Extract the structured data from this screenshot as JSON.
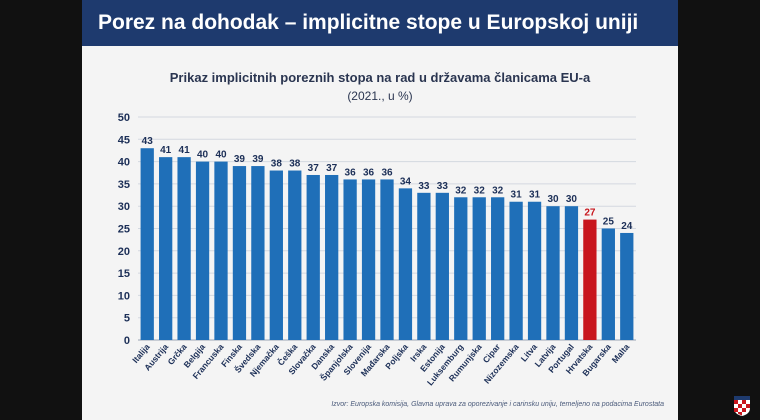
{
  "slide": {
    "title": "Porez na dohodak – implicitne stope u Europskoj uniji",
    "source": "Izvor: Europska komisija, Glavna uprava za oporezivanje i carinsku uniju, temeljeno na podacima Eurostata"
  },
  "colors": {
    "header_bg": "#1e3a6e",
    "bar": "#1f6fb8",
    "highlight_bar": "#c8161d",
    "label": "#1c2f57",
    "highlight_label": "#c8161d"
  },
  "chart_data": {
    "type": "bar",
    "title": "Prikaz implicitnih poreznih stopa na rad u državama članicama EU-a",
    "subtitle": "(2021., u %)",
    "categories": [
      "Italija",
      "Austrija",
      "Grčka",
      "Belgija",
      "Francuska",
      "Finska",
      "Švedska",
      "Njemačka",
      "Češka",
      "Slovačka",
      "Danska",
      "Španjolska",
      "Slovenija",
      "Mađarska",
      "Poljska",
      "Irska",
      "Estonija",
      "Luksemburg",
      "Rumunjska",
      "Cipar",
      "Nizozemska",
      "Litva",
      "Latvija",
      "Portugal",
      "Hrvatska",
      "Bugarska",
      "Malta"
    ],
    "values": [
      43,
      41,
      41,
      40,
      40,
      39,
      39,
      38,
      38,
      37,
      37,
      36,
      36,
      36,
      34,
      33,
      33,
      32,
      32,
      32,
      31,
      31,
      30,
      30,
      27,
      25,
      24
    ],
    "value_labels": [
      "43",
      "41",
      "41",
      "40",
      "40",
      "39",
      "39",
      "38",
      "38",
      "37",
      "37",
      "36",
      "36",
      "36",
      "34",
      "33",
      "33",
      "32",
      "32",
      "32",
      "31",
      "31",
      "30",
      "30",
      "27",
      "25",
      "24"
    ],
    "highlight": "Hrvatska",
    "ylim": [
      0,
      50
    ],
    "yticks": [
      "0",
      "5",
      "10",
      "15",
      "20",
      "25",
      "30",
      "35",
      "40",
      "45",
      "50"
    ],
    "ytick_values": [
      0,
      5,
      10,
      15,
      20,
      25,
      30,
      35,
      40,
      45,
      50
    ],
    "grid": true,
    "xlabel": "",
    "ylabel": ""
  }
}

--------------------

GIVEN REQUEST
Using the records above, retype everything exactly except the pictures.

RESULT BELOW
Extract the structured data from this screenshot as JSON.
{
  "slide": {
    "title": "Porez na dohodak – implicitne stope u Europskoj uniji",
    "source": "Izvor: Europska komisija, Glavna uprava za oporezivanje i carinsku uniju, temeljeno na podacima Eurostata"
  },
  "colors": {
    "header_bg": "#1e3a6e",
    "bar": "#1f6fb8",
    "highlight_bar": "#c8161d",
    "label": "#1c2f57",
    "highlight_label": "#c8161d"
  },
  "chart_data": {
    "type": "bar",
    "title": "Prikaz implicitnih poreznih stopa na rad u državama članicama EU-a",
    "subtitle": "(2021., u %)",
    "categories": [
      "Italija",
      "Austrija",
      "Grčka",
      "Belgija",
      "Francuska",
      "Finska",
      "Švedska",
      "Njemačka",
      "Češka",
      "Slovačka",
      "Danska",
      "Španjolska",
      "Slovenija",
      "Mađarska",
      "Poljska",
      "Irska",
      "Estonija",
      "Luksemburg",
      "Rumunjska",
      "Cipar",
      "Nizozemska",
      "Litva",
      "Latvija",
      "Portugal",
      "Hrvatska",
      "Bugarska",
      "Malta"
    ],
    "values": [
      43,
      41,
      41,
      40,
      40,
      39,
      39,
      38,
      38,
      37,
      37,
      36,
      36,
      36,
      34,
      33,
      33,
      32,
      32,
      32,
      31,
      31,
      30,
      30,
      27,
      25,
      24
    ],
    "value_labels": [
      "43",
      "41",
      "41",
      "40",
      "40",
      "39",
      "39",
      "38",
      "38",
      "37",
      "37",
      "36",
      "36",
      "36",
      "34",
      "33",
      "33",
      "32",
      "32",
      "32",
      "31",
      "31",
      "30",
      "30",
      "27",
      "25",
      "24"
    ],
    "highlight": "Hrvatska",
    "ylim": [
      0,
      50
    ],
    "yticks": [
      "0",
      "5",
      "10",
      "15",
      "20",
      "25",
      "30",
      "35",
      "40",
      "45",
      "50"
    ],
    "ytick_values": [
      0,
      5,
      10,
      15,
      20,
      25,
      30,
      35,
      40,
      45,
      50
    ],
    "grid": true,
    "xlabel": "",
    "ylabel": ""
  }
}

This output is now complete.